:: EXERCISE MATERIALS ::

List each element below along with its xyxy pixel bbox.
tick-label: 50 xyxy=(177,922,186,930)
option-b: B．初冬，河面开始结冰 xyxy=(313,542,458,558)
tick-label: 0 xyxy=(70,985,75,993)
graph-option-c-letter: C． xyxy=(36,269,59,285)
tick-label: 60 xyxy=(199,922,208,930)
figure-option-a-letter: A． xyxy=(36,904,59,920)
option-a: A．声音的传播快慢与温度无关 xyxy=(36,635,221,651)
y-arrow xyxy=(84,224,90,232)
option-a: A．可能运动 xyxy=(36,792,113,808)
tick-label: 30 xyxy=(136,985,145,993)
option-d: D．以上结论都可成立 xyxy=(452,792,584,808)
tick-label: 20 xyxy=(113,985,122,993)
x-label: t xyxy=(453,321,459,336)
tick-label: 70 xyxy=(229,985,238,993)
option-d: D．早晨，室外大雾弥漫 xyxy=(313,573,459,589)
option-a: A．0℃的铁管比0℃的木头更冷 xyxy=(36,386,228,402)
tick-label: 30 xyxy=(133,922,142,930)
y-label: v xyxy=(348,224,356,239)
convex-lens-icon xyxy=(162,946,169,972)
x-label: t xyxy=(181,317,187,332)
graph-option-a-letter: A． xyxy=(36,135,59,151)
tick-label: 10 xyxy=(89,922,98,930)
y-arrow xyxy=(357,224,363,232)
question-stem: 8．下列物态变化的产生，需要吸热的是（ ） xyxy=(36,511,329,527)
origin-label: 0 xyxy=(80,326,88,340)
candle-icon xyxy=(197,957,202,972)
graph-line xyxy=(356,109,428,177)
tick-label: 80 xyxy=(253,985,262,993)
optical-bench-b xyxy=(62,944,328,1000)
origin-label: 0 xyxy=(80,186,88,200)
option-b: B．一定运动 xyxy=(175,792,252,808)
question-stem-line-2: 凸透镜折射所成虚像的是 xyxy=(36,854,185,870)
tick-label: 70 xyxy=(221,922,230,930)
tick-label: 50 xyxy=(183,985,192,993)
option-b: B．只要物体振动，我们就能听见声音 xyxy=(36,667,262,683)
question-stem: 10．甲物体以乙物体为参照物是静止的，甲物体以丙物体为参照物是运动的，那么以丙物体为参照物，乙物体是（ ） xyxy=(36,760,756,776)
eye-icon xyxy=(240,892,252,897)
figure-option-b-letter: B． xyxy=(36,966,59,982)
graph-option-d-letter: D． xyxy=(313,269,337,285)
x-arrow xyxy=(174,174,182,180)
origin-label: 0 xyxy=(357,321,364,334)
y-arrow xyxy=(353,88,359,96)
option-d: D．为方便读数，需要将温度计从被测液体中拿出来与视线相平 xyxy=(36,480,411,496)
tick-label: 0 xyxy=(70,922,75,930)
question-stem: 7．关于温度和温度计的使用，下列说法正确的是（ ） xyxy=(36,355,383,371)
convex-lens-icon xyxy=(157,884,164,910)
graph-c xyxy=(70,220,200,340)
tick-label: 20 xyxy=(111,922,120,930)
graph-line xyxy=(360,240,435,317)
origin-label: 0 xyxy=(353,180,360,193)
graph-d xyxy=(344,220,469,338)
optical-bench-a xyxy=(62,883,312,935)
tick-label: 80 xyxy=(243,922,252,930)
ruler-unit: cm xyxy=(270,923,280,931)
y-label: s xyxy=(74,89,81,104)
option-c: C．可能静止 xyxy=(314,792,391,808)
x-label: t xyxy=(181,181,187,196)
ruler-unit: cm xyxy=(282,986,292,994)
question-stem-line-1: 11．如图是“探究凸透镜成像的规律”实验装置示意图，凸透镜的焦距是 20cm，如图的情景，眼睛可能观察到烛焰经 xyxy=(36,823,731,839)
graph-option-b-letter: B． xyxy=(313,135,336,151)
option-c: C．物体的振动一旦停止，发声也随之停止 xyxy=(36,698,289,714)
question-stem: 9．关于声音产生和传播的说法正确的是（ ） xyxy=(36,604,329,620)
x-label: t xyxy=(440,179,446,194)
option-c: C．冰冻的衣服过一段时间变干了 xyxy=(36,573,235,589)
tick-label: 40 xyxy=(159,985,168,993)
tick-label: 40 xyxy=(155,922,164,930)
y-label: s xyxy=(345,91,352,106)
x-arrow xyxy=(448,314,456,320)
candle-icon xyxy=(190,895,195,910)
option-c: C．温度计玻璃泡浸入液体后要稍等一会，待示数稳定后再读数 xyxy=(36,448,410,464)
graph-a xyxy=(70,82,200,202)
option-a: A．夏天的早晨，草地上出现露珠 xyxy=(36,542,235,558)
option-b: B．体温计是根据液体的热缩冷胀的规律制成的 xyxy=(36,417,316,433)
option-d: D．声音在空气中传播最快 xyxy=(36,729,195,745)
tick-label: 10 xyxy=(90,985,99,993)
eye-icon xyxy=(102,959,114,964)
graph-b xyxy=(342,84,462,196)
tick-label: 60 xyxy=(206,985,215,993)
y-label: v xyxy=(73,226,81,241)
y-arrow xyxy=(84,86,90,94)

:::

**PROBLEM:** Locate each line in the records above that contains the string "icon", treating uppercase and lowercase as distinct, and copy every such line.

**THE RESULT:**
convex-lens-icon xyxy=(162,946,169,972)
candle-icon xyxy=(197,957,202,972)
eye-icon xyxy=(240,892,252,897)
convex-lens-icon xyxy=(157,884,164,910)
candle-icon xyxy=(190,895,195,910)
eye-icon xyxy=(102,959,114,964)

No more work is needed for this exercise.